WHAT YOU HAVE TO DO: Records follow. Copy every line with "रथमत".

Data entries
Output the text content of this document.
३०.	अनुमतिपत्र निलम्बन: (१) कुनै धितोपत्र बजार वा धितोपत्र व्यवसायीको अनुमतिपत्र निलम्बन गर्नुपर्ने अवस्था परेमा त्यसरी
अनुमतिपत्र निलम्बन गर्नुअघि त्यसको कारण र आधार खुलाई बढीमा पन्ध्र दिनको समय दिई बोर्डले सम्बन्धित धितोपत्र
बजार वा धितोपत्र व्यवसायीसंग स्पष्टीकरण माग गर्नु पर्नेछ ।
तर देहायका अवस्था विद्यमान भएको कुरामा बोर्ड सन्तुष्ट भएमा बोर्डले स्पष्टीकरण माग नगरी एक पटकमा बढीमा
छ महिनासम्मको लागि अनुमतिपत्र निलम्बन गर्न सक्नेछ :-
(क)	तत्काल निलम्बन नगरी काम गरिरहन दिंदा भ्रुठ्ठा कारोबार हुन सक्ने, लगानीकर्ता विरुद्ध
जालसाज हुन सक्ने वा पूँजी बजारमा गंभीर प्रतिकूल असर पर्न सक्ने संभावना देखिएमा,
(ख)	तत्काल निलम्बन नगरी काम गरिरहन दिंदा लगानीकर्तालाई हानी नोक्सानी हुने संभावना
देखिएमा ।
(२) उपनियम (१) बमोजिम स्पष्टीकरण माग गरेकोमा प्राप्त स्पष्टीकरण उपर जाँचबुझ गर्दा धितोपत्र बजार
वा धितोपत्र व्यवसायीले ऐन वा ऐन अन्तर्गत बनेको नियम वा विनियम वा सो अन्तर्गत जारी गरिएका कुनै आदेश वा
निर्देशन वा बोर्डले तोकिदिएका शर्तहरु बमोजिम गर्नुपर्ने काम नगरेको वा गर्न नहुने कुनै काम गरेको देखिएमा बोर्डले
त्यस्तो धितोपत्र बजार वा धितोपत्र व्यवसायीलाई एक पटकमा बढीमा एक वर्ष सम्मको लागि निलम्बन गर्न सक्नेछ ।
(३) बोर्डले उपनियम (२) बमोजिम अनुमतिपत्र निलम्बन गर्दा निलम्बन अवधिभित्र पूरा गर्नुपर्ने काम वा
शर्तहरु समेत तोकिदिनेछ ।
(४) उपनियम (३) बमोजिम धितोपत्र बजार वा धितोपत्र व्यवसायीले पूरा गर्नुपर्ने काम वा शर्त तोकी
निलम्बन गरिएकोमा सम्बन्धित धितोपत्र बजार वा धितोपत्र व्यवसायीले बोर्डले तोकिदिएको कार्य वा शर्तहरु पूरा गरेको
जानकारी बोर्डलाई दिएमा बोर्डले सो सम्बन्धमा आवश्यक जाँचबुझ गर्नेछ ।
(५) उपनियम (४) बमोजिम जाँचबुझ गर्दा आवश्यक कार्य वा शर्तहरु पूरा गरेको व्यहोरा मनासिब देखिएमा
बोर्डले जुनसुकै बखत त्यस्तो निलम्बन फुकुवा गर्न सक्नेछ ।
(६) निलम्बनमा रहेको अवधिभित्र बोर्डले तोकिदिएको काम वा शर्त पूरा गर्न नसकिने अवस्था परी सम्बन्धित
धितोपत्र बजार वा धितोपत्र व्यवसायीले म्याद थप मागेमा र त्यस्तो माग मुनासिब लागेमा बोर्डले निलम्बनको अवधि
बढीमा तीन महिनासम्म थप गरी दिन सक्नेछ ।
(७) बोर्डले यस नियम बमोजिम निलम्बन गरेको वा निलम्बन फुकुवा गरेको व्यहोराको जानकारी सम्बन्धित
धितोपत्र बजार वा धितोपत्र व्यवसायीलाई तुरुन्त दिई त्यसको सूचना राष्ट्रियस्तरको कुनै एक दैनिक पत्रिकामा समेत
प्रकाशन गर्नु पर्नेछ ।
--
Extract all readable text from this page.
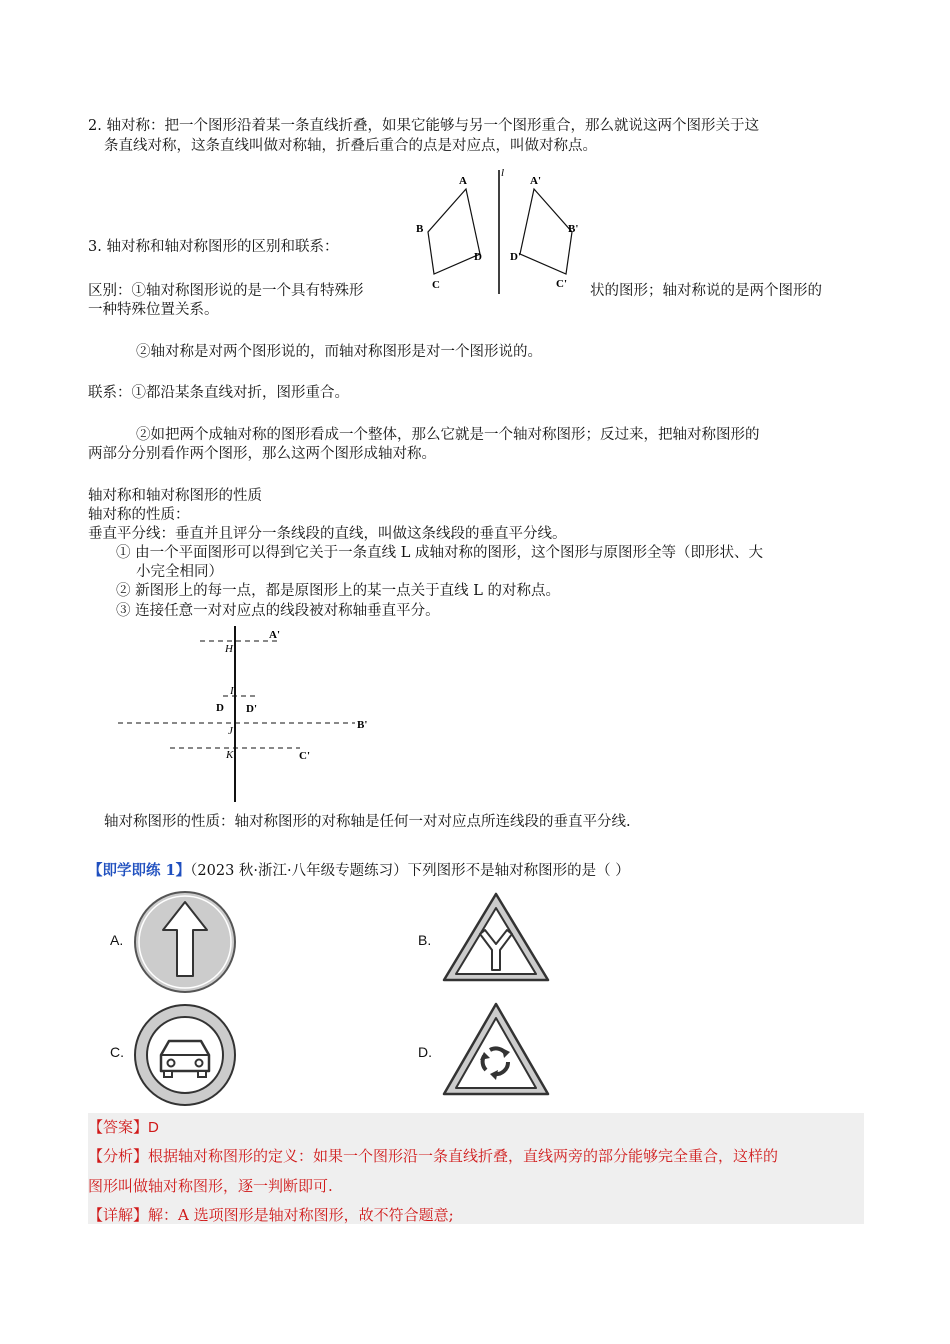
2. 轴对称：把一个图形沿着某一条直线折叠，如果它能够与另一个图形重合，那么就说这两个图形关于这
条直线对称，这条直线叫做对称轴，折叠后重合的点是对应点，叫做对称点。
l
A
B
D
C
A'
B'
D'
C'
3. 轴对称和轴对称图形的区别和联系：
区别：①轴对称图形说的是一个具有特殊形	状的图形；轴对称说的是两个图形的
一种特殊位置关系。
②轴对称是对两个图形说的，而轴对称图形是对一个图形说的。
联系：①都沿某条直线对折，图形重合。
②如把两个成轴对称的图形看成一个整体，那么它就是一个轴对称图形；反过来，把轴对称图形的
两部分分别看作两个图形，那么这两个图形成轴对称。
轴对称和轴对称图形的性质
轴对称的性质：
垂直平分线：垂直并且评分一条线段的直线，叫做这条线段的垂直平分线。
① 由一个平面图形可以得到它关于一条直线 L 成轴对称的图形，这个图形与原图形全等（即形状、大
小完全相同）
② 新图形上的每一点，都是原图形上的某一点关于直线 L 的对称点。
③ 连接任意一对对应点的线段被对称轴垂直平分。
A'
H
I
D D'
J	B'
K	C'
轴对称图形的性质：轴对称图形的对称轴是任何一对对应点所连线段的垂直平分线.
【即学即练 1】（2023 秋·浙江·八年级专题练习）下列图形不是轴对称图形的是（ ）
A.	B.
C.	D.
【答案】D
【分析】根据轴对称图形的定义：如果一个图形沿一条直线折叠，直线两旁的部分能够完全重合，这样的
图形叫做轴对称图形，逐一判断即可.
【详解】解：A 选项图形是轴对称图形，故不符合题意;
==
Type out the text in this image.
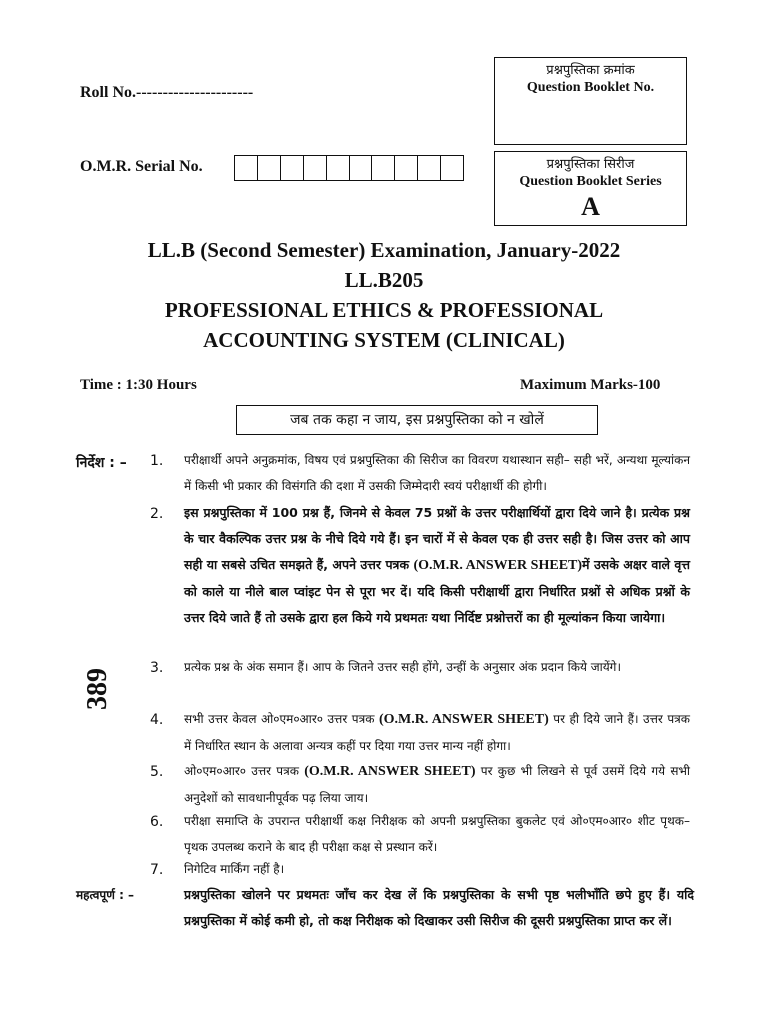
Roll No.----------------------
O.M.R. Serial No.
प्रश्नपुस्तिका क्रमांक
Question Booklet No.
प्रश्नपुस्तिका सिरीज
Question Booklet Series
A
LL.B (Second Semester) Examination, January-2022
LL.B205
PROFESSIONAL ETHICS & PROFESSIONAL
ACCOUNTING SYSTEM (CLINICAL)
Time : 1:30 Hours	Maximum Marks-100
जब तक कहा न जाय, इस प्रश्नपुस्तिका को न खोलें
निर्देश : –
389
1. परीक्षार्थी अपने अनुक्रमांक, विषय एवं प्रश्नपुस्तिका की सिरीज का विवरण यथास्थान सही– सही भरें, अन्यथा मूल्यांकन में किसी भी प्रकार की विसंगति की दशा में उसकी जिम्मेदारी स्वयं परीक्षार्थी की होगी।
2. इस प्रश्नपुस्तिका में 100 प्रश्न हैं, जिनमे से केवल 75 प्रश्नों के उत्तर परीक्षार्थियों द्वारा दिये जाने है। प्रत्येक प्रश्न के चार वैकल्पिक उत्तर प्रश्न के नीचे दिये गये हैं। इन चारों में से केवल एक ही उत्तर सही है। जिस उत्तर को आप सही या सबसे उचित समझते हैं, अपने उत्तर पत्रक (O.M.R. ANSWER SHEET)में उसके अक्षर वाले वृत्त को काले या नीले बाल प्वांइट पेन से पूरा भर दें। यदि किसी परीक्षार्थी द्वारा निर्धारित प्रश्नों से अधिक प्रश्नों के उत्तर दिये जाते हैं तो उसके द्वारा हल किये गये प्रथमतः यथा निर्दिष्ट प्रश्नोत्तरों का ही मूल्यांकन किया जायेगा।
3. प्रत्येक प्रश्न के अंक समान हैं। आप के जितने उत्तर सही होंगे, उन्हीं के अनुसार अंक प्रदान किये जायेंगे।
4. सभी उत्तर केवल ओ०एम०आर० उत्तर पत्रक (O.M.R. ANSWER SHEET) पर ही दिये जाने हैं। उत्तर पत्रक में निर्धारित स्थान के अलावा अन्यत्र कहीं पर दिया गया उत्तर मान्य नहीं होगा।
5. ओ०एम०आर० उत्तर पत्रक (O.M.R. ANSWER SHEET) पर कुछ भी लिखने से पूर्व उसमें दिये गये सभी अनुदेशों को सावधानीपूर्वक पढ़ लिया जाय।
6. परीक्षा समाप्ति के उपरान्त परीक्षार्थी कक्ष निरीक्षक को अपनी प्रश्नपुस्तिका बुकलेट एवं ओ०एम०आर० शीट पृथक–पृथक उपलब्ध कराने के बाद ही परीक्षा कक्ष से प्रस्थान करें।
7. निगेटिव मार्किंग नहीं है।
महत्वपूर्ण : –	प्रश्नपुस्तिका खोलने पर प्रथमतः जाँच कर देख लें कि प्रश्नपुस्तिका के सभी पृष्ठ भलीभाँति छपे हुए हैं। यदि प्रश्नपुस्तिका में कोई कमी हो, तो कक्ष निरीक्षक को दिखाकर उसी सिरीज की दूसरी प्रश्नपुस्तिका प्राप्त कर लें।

EXERCISE ANSWER:
2. इस प्रश्नपुस्तिका में 100 प्रश्न हैं, जिनमे से केवल 75 प्रश्नों के उत्तर परीक्षार्थियों द्वारा दिये जाने है। प्रत्येक प्रश्न के चार वैकल्पिक उत्तर प्रश्न के नीचे दिये गये हैं। इन चारों में से केवल एक ही उत्तर सही है। जिस उत्तर को आप सही या सबसे उचित समझते हैं, अपने उत्तर पत्रक (O.M.R. ANSWER SHEET)में उसके अक्षर वाले वृत्त को काले या नीले बाल प्वांइट पेन से पूरा भर दें। यदि किसी परीक्षार्थी द्वारा निर्धारित प्रश्नों से अधिक प्रश्नों के उत्तर दिये जाते हैं तो उसके द्वारा हल किये गये प्रथमतः यथा निर्दिष्ट प्रश्नोत्तरों का ही मूल्यांकन किया जायेगा।
महत्वपूर्ण : –	प्रश्नपुस्तिका खोलने पर प्रथमतः जाँच कर देख लें कि प्रश्नपुस्तिका के सभी पृष्ठ भलीभाँति छपे हुए हैं। यदि प्रश्नपुस्तिका में कोई कमी हो, तो कक्ष निरीक्षक को दिखाकर उसी सिरीज की दूसरी प्रश्नपुस्तिका प्राप्त कर लें।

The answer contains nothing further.